Information provided:

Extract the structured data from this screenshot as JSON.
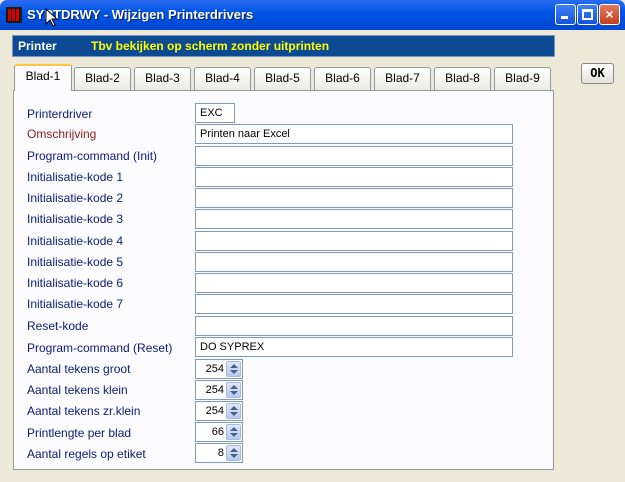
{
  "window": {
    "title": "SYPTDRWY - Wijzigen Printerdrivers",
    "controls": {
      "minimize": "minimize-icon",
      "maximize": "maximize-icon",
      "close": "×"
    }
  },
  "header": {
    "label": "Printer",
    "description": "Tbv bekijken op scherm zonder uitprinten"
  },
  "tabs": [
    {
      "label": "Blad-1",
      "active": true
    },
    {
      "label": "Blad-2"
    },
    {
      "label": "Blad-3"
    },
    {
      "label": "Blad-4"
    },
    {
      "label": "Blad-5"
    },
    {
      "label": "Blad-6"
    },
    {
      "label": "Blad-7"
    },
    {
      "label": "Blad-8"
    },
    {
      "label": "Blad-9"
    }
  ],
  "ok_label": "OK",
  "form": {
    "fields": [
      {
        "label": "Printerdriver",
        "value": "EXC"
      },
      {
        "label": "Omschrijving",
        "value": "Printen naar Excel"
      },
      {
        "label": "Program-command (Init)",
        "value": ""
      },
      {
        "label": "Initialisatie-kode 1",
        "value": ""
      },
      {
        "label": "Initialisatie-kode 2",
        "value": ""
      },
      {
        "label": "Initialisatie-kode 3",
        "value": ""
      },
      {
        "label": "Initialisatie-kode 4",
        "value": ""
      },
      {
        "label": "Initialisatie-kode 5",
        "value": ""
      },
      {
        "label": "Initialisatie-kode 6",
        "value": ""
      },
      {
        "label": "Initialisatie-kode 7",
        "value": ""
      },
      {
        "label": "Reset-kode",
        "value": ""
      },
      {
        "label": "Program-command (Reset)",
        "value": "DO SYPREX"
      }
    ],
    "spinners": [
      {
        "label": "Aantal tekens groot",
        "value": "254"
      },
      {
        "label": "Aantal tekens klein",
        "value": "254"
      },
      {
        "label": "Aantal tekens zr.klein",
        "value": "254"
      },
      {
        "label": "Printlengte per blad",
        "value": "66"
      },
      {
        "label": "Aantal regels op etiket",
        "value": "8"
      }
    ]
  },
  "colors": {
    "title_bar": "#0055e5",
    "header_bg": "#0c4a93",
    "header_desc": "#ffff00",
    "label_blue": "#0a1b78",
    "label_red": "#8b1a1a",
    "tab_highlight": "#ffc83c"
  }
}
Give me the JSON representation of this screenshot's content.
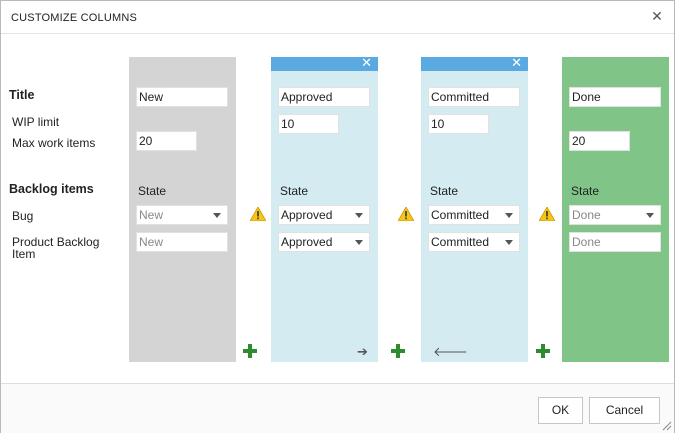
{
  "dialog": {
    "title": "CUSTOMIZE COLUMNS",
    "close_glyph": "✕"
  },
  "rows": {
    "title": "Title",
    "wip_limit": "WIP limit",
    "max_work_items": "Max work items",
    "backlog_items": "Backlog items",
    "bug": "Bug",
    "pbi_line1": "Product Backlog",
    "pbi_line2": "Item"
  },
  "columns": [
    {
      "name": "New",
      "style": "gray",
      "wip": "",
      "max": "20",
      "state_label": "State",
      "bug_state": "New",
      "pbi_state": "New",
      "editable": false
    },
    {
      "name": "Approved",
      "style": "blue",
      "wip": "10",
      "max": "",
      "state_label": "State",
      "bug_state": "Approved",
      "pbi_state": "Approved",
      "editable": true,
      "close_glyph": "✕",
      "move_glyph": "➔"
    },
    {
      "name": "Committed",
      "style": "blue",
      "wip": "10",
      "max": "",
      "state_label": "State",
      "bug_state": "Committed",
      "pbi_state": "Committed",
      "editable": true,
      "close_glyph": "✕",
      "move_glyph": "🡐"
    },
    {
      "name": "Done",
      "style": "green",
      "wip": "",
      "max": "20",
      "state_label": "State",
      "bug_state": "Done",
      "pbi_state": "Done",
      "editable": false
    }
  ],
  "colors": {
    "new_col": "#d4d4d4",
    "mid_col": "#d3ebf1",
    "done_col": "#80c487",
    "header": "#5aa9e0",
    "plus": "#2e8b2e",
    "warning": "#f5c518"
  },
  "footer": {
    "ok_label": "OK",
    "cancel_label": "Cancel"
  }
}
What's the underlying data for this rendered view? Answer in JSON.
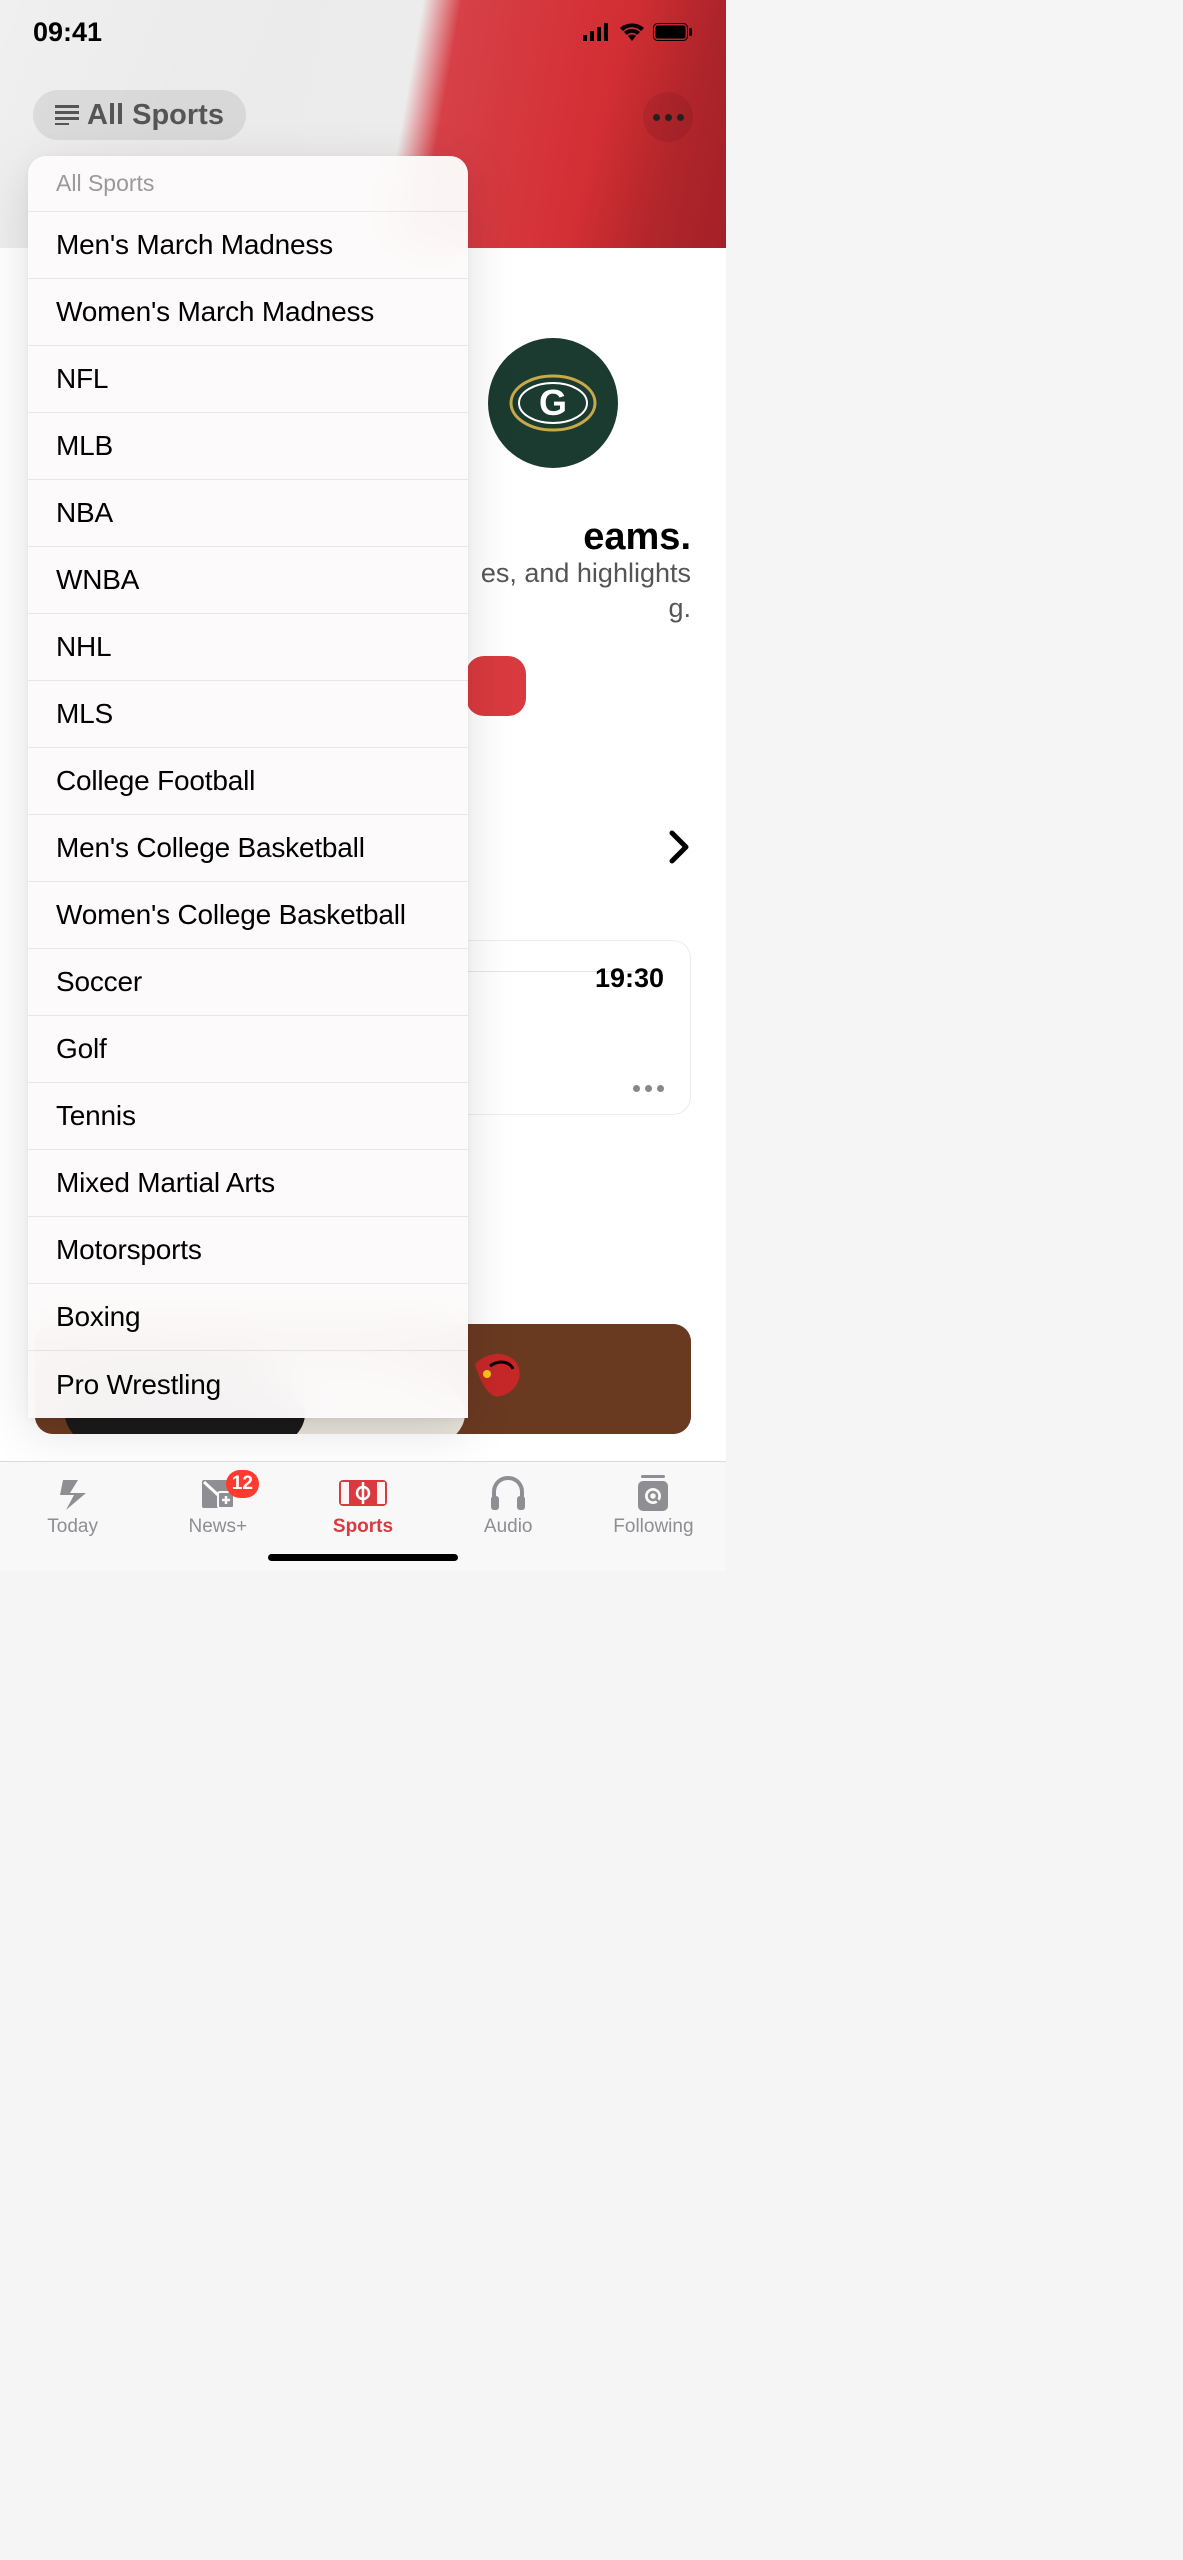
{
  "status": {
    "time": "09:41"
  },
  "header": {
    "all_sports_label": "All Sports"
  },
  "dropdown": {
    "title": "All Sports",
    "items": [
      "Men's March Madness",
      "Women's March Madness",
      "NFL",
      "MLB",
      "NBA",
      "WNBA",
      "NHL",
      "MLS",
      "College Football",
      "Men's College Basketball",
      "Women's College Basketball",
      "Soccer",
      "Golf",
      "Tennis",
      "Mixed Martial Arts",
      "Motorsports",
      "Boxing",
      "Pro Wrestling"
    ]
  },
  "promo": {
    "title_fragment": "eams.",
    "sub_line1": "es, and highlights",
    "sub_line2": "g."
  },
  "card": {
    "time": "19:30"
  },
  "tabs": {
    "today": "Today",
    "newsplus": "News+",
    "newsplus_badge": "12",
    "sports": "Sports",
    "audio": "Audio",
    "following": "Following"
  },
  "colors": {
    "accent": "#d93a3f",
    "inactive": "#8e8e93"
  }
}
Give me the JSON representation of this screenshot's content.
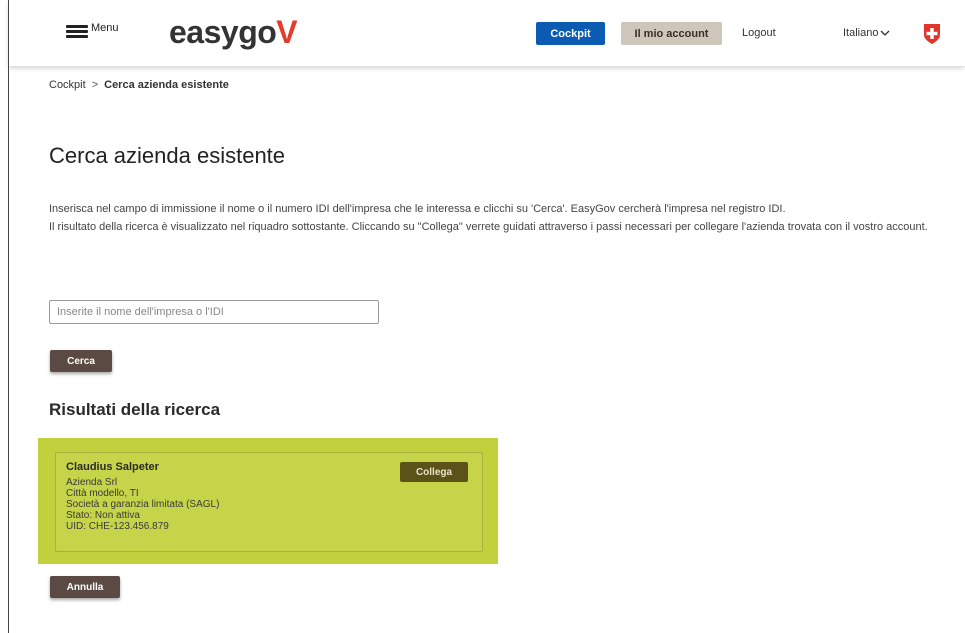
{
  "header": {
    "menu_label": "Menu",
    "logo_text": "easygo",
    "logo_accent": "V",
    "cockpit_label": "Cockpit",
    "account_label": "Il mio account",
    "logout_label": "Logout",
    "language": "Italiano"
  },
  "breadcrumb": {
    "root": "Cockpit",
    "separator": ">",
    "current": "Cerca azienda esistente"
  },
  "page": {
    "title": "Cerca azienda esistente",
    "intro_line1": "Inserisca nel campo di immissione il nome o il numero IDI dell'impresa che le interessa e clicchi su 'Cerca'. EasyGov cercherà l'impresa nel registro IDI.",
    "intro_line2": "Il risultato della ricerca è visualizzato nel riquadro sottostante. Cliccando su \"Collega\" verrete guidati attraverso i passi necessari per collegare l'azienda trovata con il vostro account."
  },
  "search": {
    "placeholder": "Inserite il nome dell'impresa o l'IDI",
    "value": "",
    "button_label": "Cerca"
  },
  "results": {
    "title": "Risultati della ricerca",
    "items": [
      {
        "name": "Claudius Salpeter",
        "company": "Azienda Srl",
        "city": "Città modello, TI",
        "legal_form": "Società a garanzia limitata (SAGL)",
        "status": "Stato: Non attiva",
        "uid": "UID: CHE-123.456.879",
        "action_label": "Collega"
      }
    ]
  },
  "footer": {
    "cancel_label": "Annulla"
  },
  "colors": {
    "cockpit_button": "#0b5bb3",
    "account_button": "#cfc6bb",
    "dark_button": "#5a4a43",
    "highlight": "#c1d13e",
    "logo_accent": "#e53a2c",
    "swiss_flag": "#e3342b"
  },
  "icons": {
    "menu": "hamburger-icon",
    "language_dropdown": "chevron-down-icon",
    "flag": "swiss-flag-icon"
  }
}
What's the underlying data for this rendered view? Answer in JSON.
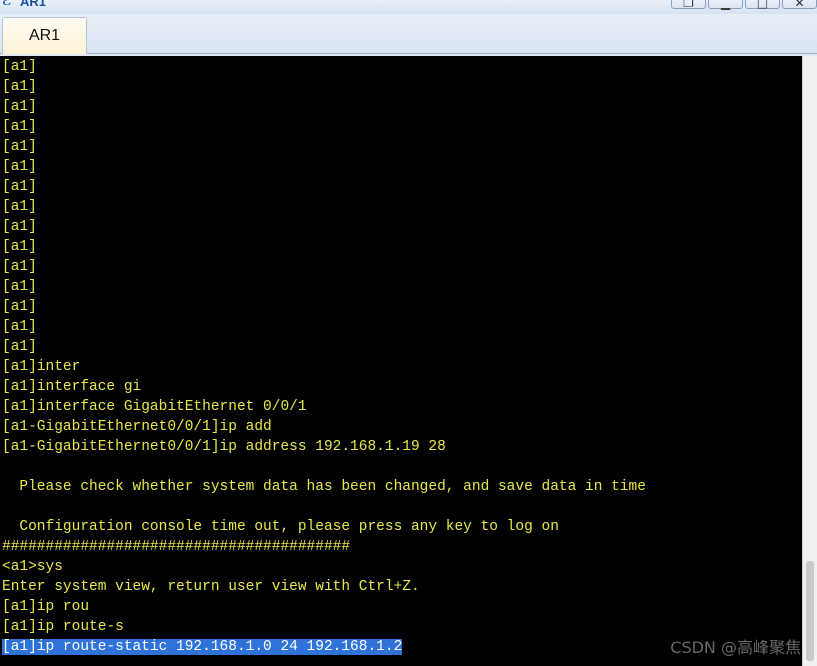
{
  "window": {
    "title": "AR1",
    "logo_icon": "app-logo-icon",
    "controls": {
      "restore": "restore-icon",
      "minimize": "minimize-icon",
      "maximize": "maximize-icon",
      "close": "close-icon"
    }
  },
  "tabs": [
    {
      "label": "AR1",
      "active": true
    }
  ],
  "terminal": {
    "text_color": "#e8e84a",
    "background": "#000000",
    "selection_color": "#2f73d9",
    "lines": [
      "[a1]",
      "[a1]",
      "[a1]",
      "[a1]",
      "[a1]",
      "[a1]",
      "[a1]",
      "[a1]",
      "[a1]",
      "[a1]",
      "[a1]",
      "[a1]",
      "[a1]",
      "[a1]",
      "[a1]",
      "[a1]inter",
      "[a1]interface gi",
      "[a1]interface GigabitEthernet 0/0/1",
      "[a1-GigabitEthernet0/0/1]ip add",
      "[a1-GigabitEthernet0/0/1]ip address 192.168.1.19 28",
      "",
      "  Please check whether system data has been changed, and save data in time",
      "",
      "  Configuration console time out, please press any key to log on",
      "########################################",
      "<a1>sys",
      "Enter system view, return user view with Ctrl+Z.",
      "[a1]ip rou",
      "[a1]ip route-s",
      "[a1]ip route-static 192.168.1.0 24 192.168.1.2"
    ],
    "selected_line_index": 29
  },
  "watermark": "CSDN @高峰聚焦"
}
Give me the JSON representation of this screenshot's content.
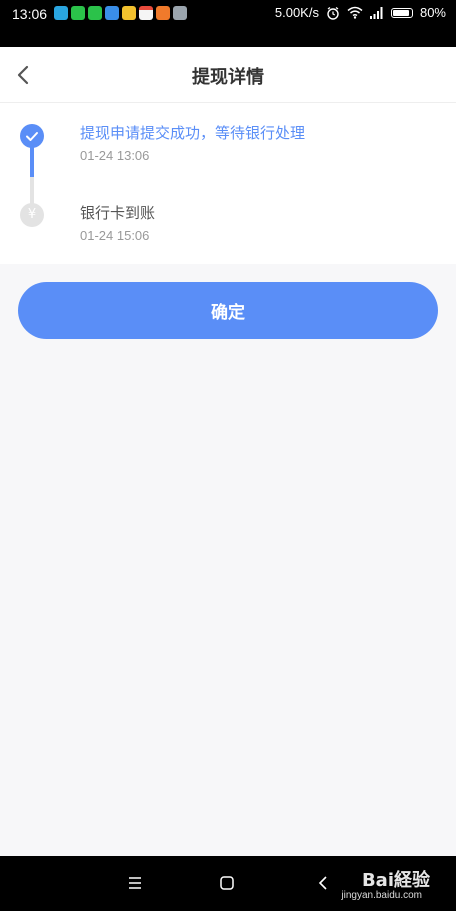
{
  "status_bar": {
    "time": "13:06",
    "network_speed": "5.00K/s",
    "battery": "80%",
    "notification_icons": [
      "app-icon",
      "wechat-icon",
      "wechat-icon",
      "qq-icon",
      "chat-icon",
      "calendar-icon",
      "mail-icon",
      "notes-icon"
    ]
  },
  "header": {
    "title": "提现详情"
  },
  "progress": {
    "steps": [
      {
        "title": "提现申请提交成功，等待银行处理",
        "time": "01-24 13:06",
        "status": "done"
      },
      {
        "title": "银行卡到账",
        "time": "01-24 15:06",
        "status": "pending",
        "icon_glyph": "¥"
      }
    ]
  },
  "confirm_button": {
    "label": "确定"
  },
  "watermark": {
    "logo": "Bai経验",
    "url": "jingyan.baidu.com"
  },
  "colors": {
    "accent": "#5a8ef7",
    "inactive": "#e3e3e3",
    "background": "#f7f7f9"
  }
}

Work required:
Extract all lines that hold the word "ricerca".

Finished answer:
    "intro_line2": "Il risultato della ricerca è visualizzato nel riquadro sottostante. Cliccando su \"Collega\" verrete guidati attraverso i passi necessari per collegare l'azienda trovata con il vostro account."
    "title": "Risultati della ricerca",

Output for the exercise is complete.